[Collected data]
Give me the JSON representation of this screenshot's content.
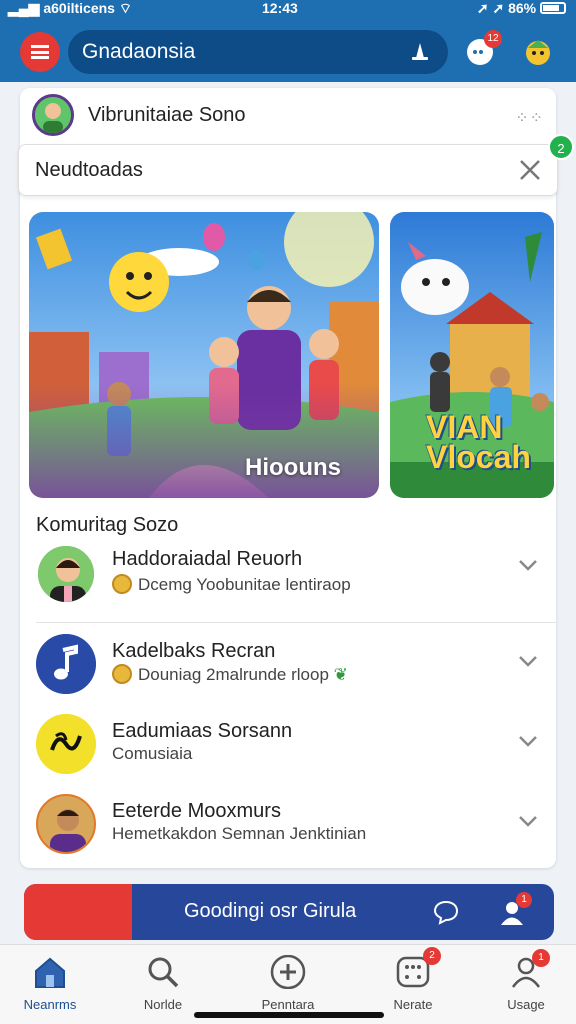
{
  "status_bar": {
    "carrier": "a60ilticens",
    "time": "12:43",
    "battery": "86%"
  },
  "header": {
    "search_text": "Gnadaonsia",
    "notif_badge": "12",
    "accent": "#1d6fb2",
    "menu_color": "#e53935"
  },
  "profile": {
    "name": "Vibrunitaiae Sono",
    "more_icon": "more-dots-icon"
  },
  "filter": {
    "text": "Neudtoadas",
    "badge": "2"
  },
  "banners": [
    {
      "caption": "Hioouns"
    },
    {
      "caption": "VIAN Vlocah"
    }
  ],
  "section": {
    "title": "Komuritag Sozo"
  },
  "list": [
    {
      "title": "Haddoraiadal Reuorh",
      "subtitle": "Dcemg Yoobunitae lentiraop",
      "avatar_color": "#f4c7a1"
    },
    {
      "title": "Kadelbaks Recran",
      "subtitle": "Douniag 2malrunde rloop",
      "avatar_color": "#2a4aa8"
    },
    {
      "title": "Eadumiaas Sorsann",
      "subtitle": "Comusiaia",
      "avatar_color": "#f2e02a"
    },
    {
      "title": "Eeterde Mooxmurs",
      "subtitle": "Hemetkakdon Semnan Jenktinian",
      "avatar_color": "#e07a2a"
    }
  ],
  "promo": {
    "text": "Goodingi osr Girula",
    "user_badge": "1"
  },
  "tabs": [
    {
      "label": "Neanrms",
      "icon": "home-icon"
    },
    {
      "label": "Norlde",
      "icon": "search-icon"
    },
    {
      "label": "Penntara",
      "icon": "plus-icon"
    },
    {
      "label": "Nerate",
      "icon": "dice-icon",
      "badge": "2"
    },
    {
      "label": "Usage",
      "icon": "user-icon",
      "badge": "1"
    }
  ]
}
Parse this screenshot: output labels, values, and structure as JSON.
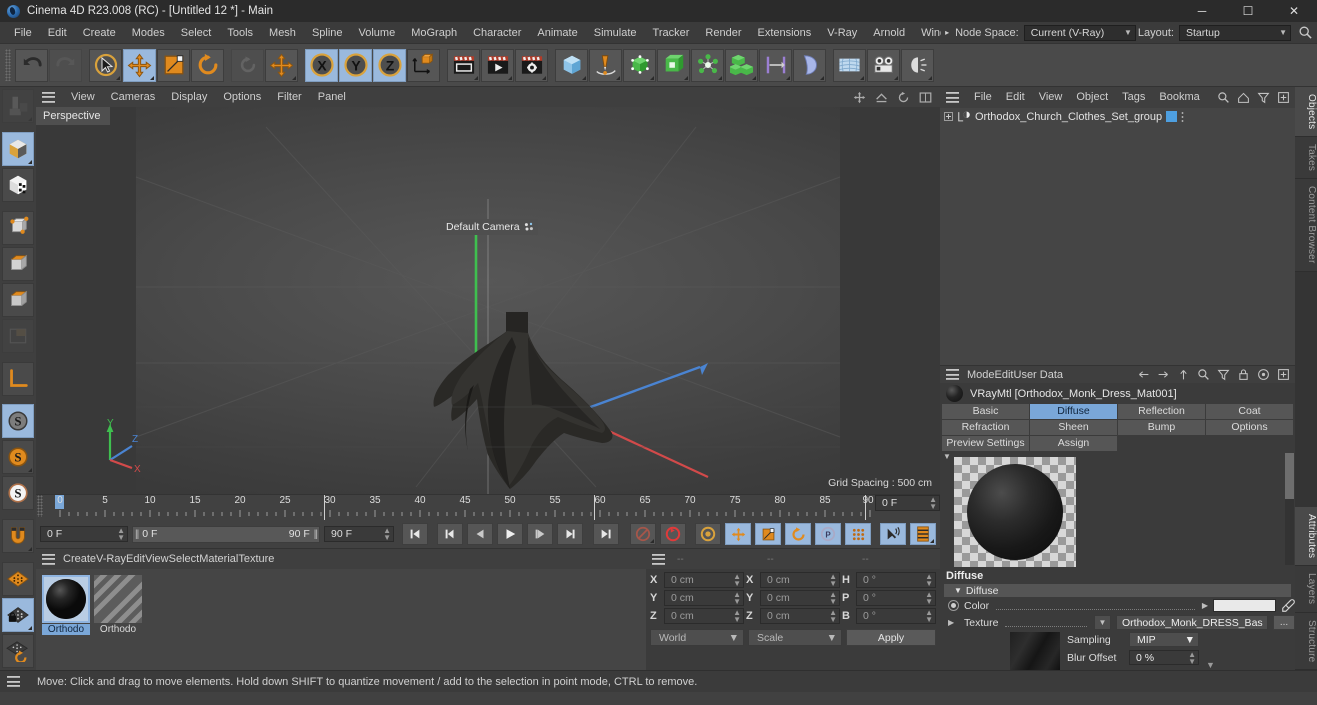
{
  "window": {
    "title": "Cinema 4D R23.008 (RC) - [Untitled 12 *] - Main",
    "minimize": "─",
    "maximize": "☐",
    "close": "✕"
  },
  "menubar": {
    "items": [
      "File",
      "Edit",
      "Create",
      "Modes",
      "Select",
      "Tools",
      "Mesh",
      "Spline",
      "Volume",
      "MoGraph",
      "Character",
      "Animate",
      "Simulate",
      "Tracker",
      "Render",
      "Extensions",
      "V-Ray",
      "Arnold",
      "Wind"
    ],
    "overflow_arrow": "▸",
    "node_space_label": "Node Space:",
    "node_space_value": "Current (V-Ray)",
    "layout_label": "Layout:",
    "layout_value": "Startup"
  },
  "viewport": {
    "menu": [
      "View",
      "Cameras",
      "Display",
      "Options",
      "Filter",
      "Panel"
    ],
    "perspective_label": "Perspective",
    "camera_label": "Default Camera",
    "grid_spacing": "Grid Spacing : 500 cm",
    "axis_x": "X",
    "axis_y": "Y",
    "axis_z": "Z"
  },
  "timeline": {
    "ruler_labels": [
      "0",
      "5",
      "10",
      "15",
      "20",
      "25",
      "30",
      "35",
      "40",
      "45",
      "50",
      "55",
      "60",
      "65",
      "70",
      "75",
      "80",
      "85",
      "90"
    ],
    "current_frame_right": "0 F",
    "start_field": "0 F",
    "range_start": "0 F",
    "range_end": "90 F",
    "end_field": "90 F"
  },
  "material_manager": {
    "menu": [
      "Create",
      "V-Ray",
      "Edit",
      "View",
      "Select",
      "Material",
      "Texture"
    ],
    "materials": [
      {
        "name": "Orthodo",
        "selected": true
      },
      {
        "name": "Orthodo",
        "selected": false
      }
    ]
  },
  "coordinates": {
    "headers": [
      "--",
      "--",
      "--"
    ],
    "rows": [
      {
        "pos_label": "X",
        "pos_value": "0 cm",
        "size_label": "X",
        "size_value": "0 cm",
        "rot_label": "H",
        "rot_value": "0 °"
      },
      {
        "pos_label": "Y",
        "pos_value": "0 cm",
        "size_label": "Y",
        "size_value": "0 cm",
        "rot_label": "P",
        "rot_value": "0 °"
      },
      {
        "pos_label": "Z",
        "pos_value": "0 cm",
        "size_label": "Z",
        "size_value": "0 cm",
        "rot_label": "B",
        "rot_value": "0 °"
      }
    ],
    "world_select": "World",
    "scale_select": "Scale",
    "apply_button": "Apply"
  },
  "object_manager": {
    "menu": [
      "File",
      "Edit",
      "View",
      "Object",
      "Tags",
      "Bookmarks"
    ],
    "object_name": "Orthodox_Church_Clothes_Set_group"
  },
  "attribute_manager": {
    "menu": [
      "Mode",
      "Edit",
      "User Data"
    ],
    "material_title": "VRayMtl [Orthodox_Monk_Dress_Mat001]",
    "tabs": [
      {
        "label": "Basic",
        "selected": false
      },
      {
        "label": "Diffuse",
        "selected": true
      },
      {
        "label": "Reflection",
        "selected": false
      },
      {
        "label": "Coat",
        "selected": false
      },
      {
        "label": "Refraction",
        "selected": false
      },
      {
        "label": "Sheen",
        "selected": false
      },
      {
        "label": "Bump",
        "selected": false
      },
      {
        "label": "Options",
        "selected": false
      },
      {
        "label": "Preview Settings",
        "selected": false
      },
      {
        "label": "Assign",
        "selected": false
      }
    ],
    "section_title": "Diffuse",
    "group_title": "Diffuse",
    "color_label": "Color",
    "color_value": "#e9e9e9",
    "texture_label": "Texture",
    "texture_value": "Orthodox_Monk_DRESS_Bas",
    "texture_browse": "...",
    "sampling_label": "Sampling",
    "sampling_value": "MIP",
    "blur_offset_label": "Blur Offset",
    "blur_offset_value": "0 %"
  },
  "right_tabs": [
    {
      "label": "Objects",
      "selected": true
    },
    {
      "label": "Takes",
      "selected": false
    },
    {
      "label": "Content Browser",
      "selected": false
    },
    {
      "label": "Attributes",
      "selected": true
    },
    {
      "label": "Layers",
      "selected": false
    },
    {
      "label": "Structure",
      "selected": false
    }
  ],
  "statusbar": {
    "message": "Move: Click and drag to move elements. Hold down SHIFT to quantize movement / add to the selection in point mode, CTRL to remove."
  },
  "colors": {
    "accent_blue": "#7aa7d8",
    "orange": "#e08a1e",
    "panel_bg": "#3b3b3b",
    "toolbar_bg": "#4a4a4a"
  }
}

[Set exercise] Your answer should be a single number: how many lines in the data above include "screenshot"?

[Answer for this exercise] 2